::: Materials provided

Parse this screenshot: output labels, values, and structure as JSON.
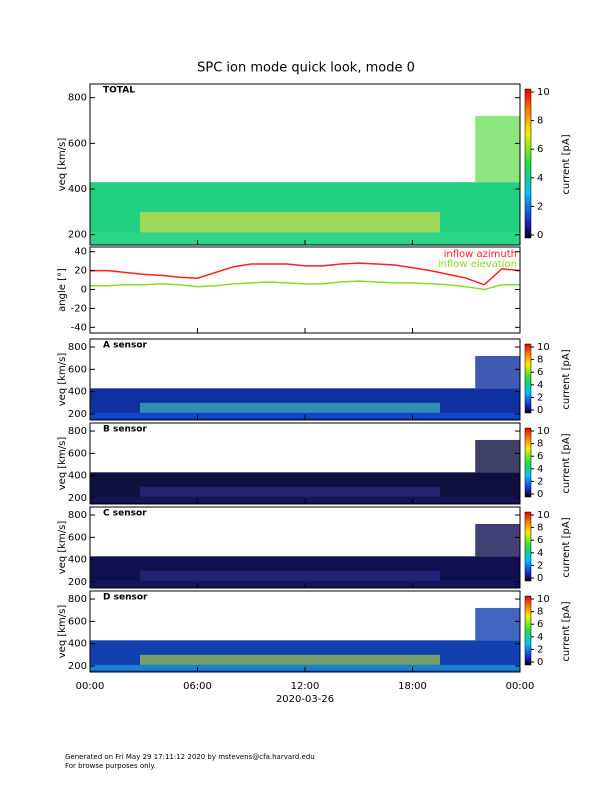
{
  "title": "SPC ion mode quick look, mode 0",
  "footer": [
    "Generated on Fri May 29 17:11:12 2020 by mstevens@cfa.harvard.edu",
    "For browse purposes only."
  ],
  "chart_data": [
    {
      "type": "spectrogram",
      "label": "TOTAL",
      "ylabel": "veq [km/s]",
      "ylim": [
        155,
        860
      ],
      "yticks": [
        200,
        400,
        600,
        800
      ],
      "colorbar": {
        "label": "current [pA]",
        "clim": [
          0,
          10
        ],
        "ticks": [
          0,
          2,
          4,
          6,
          8,
          10
        ]
      }
    },
    {
      "type": "line",
      "ylabel": "angle [°]",
      "ylim": [
        -46,
        45
      ],
      "yticks": [
        -40,
        -20,
        0,
        20,
        40
      ],
      "x": [
        0,
        1,
        2,
        3,
        4,
        5,
        6,
        7,
        8,
        9,
        10,
        11,
        12,
        13,
        14,
        15,
        16,
        17,
        18,
        19,
        20,
        21,
        22,
        23,
        24
      ],
      "series": [
        {
          "name": "inflow azimuth",
          "color": "#ff2020",
          "values": [
            20,
            20,
            18,
            16,
            15,
            13,
            12,
            18,
            24,
            27,
            27,
            27,
            25,
            25,
            27,
            28,
            27,
            26,
            23,
            20,
            16,
            12,
            5,
            22,
            20
          ]
        },
        {
          "name": "inflow elevation",
          "color": "#88dd22",
          "values": [
            4,
            4,
            5,
            5,
            6,
            5,
            3,
            4,
            6,
            7,
            8,
            7,
            6,
            6,
            8,
            9,
            8,
            7,
            7,
            6,
            5,
            3,
            0,
            5,
            5
          ]
        }
      ]
    },
    {
      "type": "spectrogram",
      "label": "A sensor",
      "ylabel": "veq [km/s]",
      "ylim": [
        146,
        872
      ],
      "yticks": [
        200,
        400,
        600,
        800
      ],
      "colorbar": {
        "label": "current [pA]",
        "clim": [
          0,
          10
        ],
        "ticks": [
          0,
          2,
          4,
          6,
          8,
          10
        ]
      }
    },
    {
      "type": "spectrogram",
      "label": "B sensor",
      "ylabel": "veq [km/s]",
      "ylim": [
        146,
        872
      ],
      "yticks": [
        200,
        400,
        600,
        800
      ],
      "colorbar": {
        "label": "current [pA]",
        "clim": [
          0,
          10
        ],
        "ticks": [
          0,
          2,
          4,
          6,
          8,
          10
        ]
      }
    },
    {
      "type": "spectrogram",
      "label": "C sensor",
      "ylabel": "veq [km/s]",
      "ylim": [
        146,
        872
      ],
      "yticks": [
        200,
        400,
        600,
        800
      ],
      "colorbar": {
        "label": "current [pA]",
        "clim": [
          0,
          10
        ],
        "ticks": [
          0,
          2,
          4,
          6,
          8,
          10
        ]
      }
    },
    {
      "type": "spectrogram",
      "label": "D sensor",
      "ylabel": "veq [km/s]",
      "ylim": [
        146,
        872
      ],
      "yticks": [
        200,
        400,
        600,
        800
      ],
      "colorbar": {
        "label": "current [pA]",
        "clim": [
          0,
          10
        ],
        "ticks": [
          0,
          2,
          4,
          6,
          8,
          10
        ]
      },
      "xlabel": "2020-03-26",
      "xlim": [
        0,
        24
      ],
      "xticks": [
        {
          "value": 0,
          "label": "00:00"
        },
        {
          "value": 6,
          "label": "06:00"
        },
        {
          "value": 12,
          "label": "12:00"
        },
        {
          "value": 18,
          "label": "18:00"
        },
        {
          "value": 24,
          "label": "00:00"
        }
      ]
    }
  ]
}
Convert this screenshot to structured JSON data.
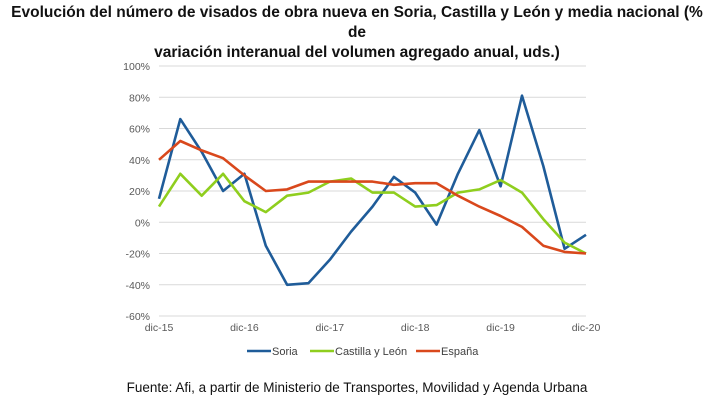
{
  "chart_data": {
    "type": "line",
    "title_line1": "Evolución del número de visados de obra nueva en Soria, Castilla y León y media nacional (% de",
    "title_line2": "variación interanual del volumen agregado anual, uds.)",
    "xlabel": "",
    "ylabel": "",
    "ylim": [
      -60,
      100
    ],
    "y_ticks": [
      "100%",
      "80%",
      "60%",
      "40%",
      "20%",
      "0%",
      "-20%",
      "-40%",
      "-60%"
    ],
    "y_tick_values": [
      100,
      80,
      60,
      40,
      20,
      0,
      -20,
      -40,
      -60
    ],
    "x_tick_labels": [
      "dic-15",
      "dic-16",
      "dic-17",
      "dic-18",
      "dic-19",
      "dic-20"
    ],
    "x": [
      "dic-15",
      "mar-16",
      "jun-16",
      "sep-16",
      "dic-16",
      "mar-17",
      "jun-17",
      "sep-17",
      "dic-17",
      "mar-18",
      "jun-18",
      "sep-18",
      "dic-18",
      "mar-19",
      "jun-19",
      "sep-19",
      "dic-19",
      "mar-20",
      "jun-20",
      "sep-20",
      "dic-20"
    ],
    "grid": true,
    "legend_position": "bottom",
    "series": [
      {
        "name": "Soria",
        "color": "#1f5c99",
        "values": [
          15,
          66,
          45,
          20,
          31,
          -15,
          -40,
          -39,
          -24,
          -6,
          10,
          29,
          19,
          -1.5,
          31,
          59,
          23,
          81,
          36,
          -17,
          -8
        ]
      },
      {
        "name": "Castilla y León",
        "color": "#8fce1e",
        "values": [
          10,
          31,
          17,
          31,
          13.5,
          6.5,
          17,
          19,
          26,
          28,
          19,
          19,
          10,
          11,
          19,
          21,
          27,
          19,
          2,
          -13,
          -20
        ]
      },
      {
        "name": "España",
        "color": "#d9481c",
        "values": [
          40,
          52,
          46,
          41,
          30,
          20,
          21,
          26,
          26,
          26,
          26,
          24,
          25,
          25,
          17,
          10,
          4,
          -3,
          -15,
          -19,
          -20
        ]
      }
    ],
    "source": "Fuente: Afi, a partir de Ministerio de Transportes, Movilidad y Agenda Urbana"
  }
}
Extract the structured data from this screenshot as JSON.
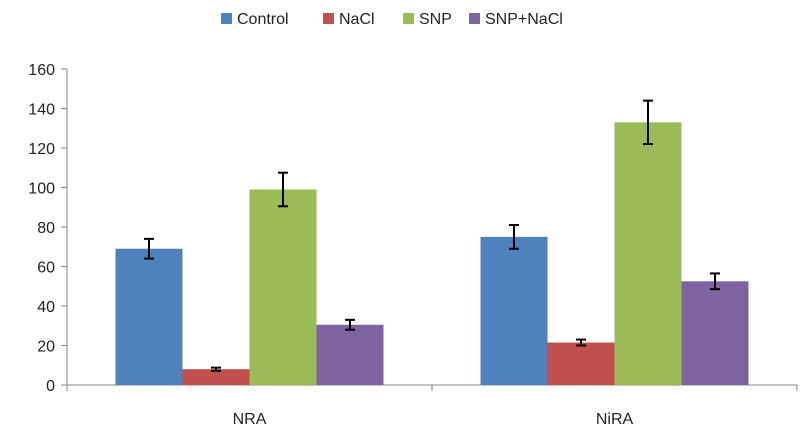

::::::

Write out the entries above verbatim; the pictures do not belong in your copy.

Answer in full:
Parse this screenshot: output labels, values, and structure as JSON.
{
  "title": "SPC ion mode quick look, mode 0",
  "footer": [
    "Generated on Fri May 29 17:11:12 2020 by mstevens@cfa.harvard.edu",
    "For browse purposes only."
  ],
  "chart_data": [
    {
      "type": "spectrogram",
      "label": "TOTAL",
      "ylabel": "veq [km/s]",
      "ylim": [
        155,
        860
      ],
      "yticks": [
        200,
        400,
        600,
        800
      ],
      "colorbar": {
        "label": "current [pA]",
        "clim": [
          0,
          10
        ],
        "ticks": [
          0,
          2,
          4,
          6,
          8,
          10
        ]
      }
    },
    {
      "type": "line",
      "ylabel": "angle [°]",
      "ylim": [
        -46,
        45
      ],
      "yticks": [
        -40,
        -20,
        0,
        20,
        40
      ],
      "x": [
        0,
        1,
        2,
        3,
        4,
        5,
        6,
        7,
        8,
        9,
        10,
        11,
        12,
        13,
        14,
        15,
        16,
        17,
        18,
        19,
        20,
        21,
        22,
        23,
        24
      ],
      "series": [
        {
          "name": "inflow azimuth",
          "color": "#ff2020",
          "values": [
            20,
            20,
            18,
            16,
            15,
            13,
            12,
            18,
            24,
            27,
            27,
            27,
            25,
            25,
            27,
            28,
            27,
            26,
            23,
            20,
            16,
            12,
            5,
            22,
            20
          ]
        },
        {
          "name": "inflow elevation",
          "color": "#88dd22",
          "values": [
            4,
            4,
            5,
            5,
            6,
            5,
            3,
            4,
            6,
            7,
            8,
            7,
            6,
            6,
            8,
            9,
            8,
            7,
            7,
            6,
            5,
            3,
            0,
            5,
            5
          ]
        }
      ]
    },
    {
      "type": "spectrogram",
      "label": "A sensor",
      "ylabel": "veq [km/s]",
      "ylim": [
        146,
        872
      ],
      "yticks": [
        200,
        400,
        600,
        800
      ],
      "colorbar": {
        "label": "current [pA]",
        "clim": [
          0,
          10
        ],
        "ticks": [
          0,
          2,
          4,
          6,
          8,
          10
        ]
      }
    },
    {
      "type": "spectrogram",
      "label": "B sensor",
      "ylabel": "veq [km/s]",
      "ylim": [
        146,
        872
      ],
      "yticks": [
        200,
        400,
        600,
        800
      ],
      "colorbar": {
        "label": "current [pA]",
        "clim": [
          0,
          10
        ],
        "ticks": [
          0,
          2,
          4,
          6,
          8,
          10
        ]
      }
    },
    {
      "type": "spectrogram",
      "label": "C sensor",
      "ylabel": "veq [km/s]",
      "ylim": [
        146,
        872
      ],
      "yticks": [
        200,
        400,
        600,
        800
      ],
      "colorbar": {
        "label": "current [pA]",
        "clim": [
          0,
          10
        ],
        "ticks": [
          0,
          2,
          4,
          6,
          8,
          10
        ]
      }
    },
    {
      "type": "spectrogram",
      "label": "D sensor",
      "ylabel": "veq [km/s]",
      "ylim": [
        146,
        872
      ],
      "yticks": [
        200,
        400,
        600,
        800
      ],
      "colorbar": {
        "label": "current [pA]",
        "clim": [
          0,
          10
        ],
        "ticks": [
          0,
          2,
          4,
          6,
          8,
          10
        ]
      },
      "xlabel": "2020-03-26",
      "xlim": [
        0,
        24
      ],
      "xticks": [
        {
          "value": 0,
          "label": "00:00"
        },
        {
          "value": 6,
          "label": "06:00"
        },
        {
          "value": 12,
          "label": "12:00"
        },
        {
          "value": 18,
          "label": "18:00"
        },
        {
          "value": 24,
          "label": "00:00"
        }
      ]
    }
  ]
}
Convert this screenshot to structured JSON data.
{
  "chart_data": {
    "type": "line",
    "title_line1": "Evolución del número de visados de obra nueva en Soria, Castilla y León y media nacional (% de",
    "title_line2": "variación interanual del volumen agregado anual, uds.)",
    "xlabel": "",
    "ylabel": "",
    "ylim": [
      -60,
      100
    ],
    "y_ticks": [
      "100%",
      "80%",
      "60%",
      "40%",
      "20%",
      "0%",
      "-20%",
      "-40%",
      "-60%"
    ],
    "y_tick_values": [
      100,
      80,
      60,
      40,
      20,
      0,
      -20,
      -40,
      -60
    ],
    "x_tick_labels": [
      "dic-15",
      "dic-16",
      "dic-17",
      "dic-18",
      "dic-19",
      "dic-20"
    ],
    "x": [
      "dic-15",
      "mar-16",
      "jun-16",
      "sep-16",
      "dic-16",
      "mar-17",
      "jun-17",
      "sep-17",
      "dic-17",
      "mar-18",
      "jun-18",
      "sep-18",
      "dic-18",
      "mar-19",
      "jun-19",
      "sep-19",
      "dic-19",
      "mar-20",
      "jun-20",
      "sep-20",
      "dic-20"
    ],
    "grid": true,
    "legend_position": "bottom",
    "series": [
      {
        "name": "Soria",
        "color": "#1f5c99",
        "values": [
          15,
          66,
          45,
          20,
          31,
          -15,
          -40,
          -39,
          -24,
          -6,
          10,
          29,
          19,
          -1.5,
          31,
          59,
          23,
          81,
          36,
          -17,
          -8
        ]
      },
      {
        "name": "Castilla y León",
        "color": "#8fce1e",
        "values": [
          10,
          31,
          17,
          31,
          13.5,
          6.5,
          17,
          19,
          26,
          28,
          19,
          19,
          10,
          11,
          19,
          21,
          27,
          19,
          2,
          -13,
          -20
        ]
      },
      {
        "name": "España",
        "color": "#d9481c",
        "values": [
          40,
          52,
          46,
          41,
          30,
          20,
          21,
          26,
          26,
          26,
          26,
          24,
          25,
          25,
          17,
          10,
          4,
          -3,
          -15,
          -19,
          -20
        ]
      }
    ],
    "source": "Fuente: Afi, a partir de Ministerio de Transportes, Movilidad y Agenda Urbana"
  }
}
Extract the structured data from this screenshot as JSON.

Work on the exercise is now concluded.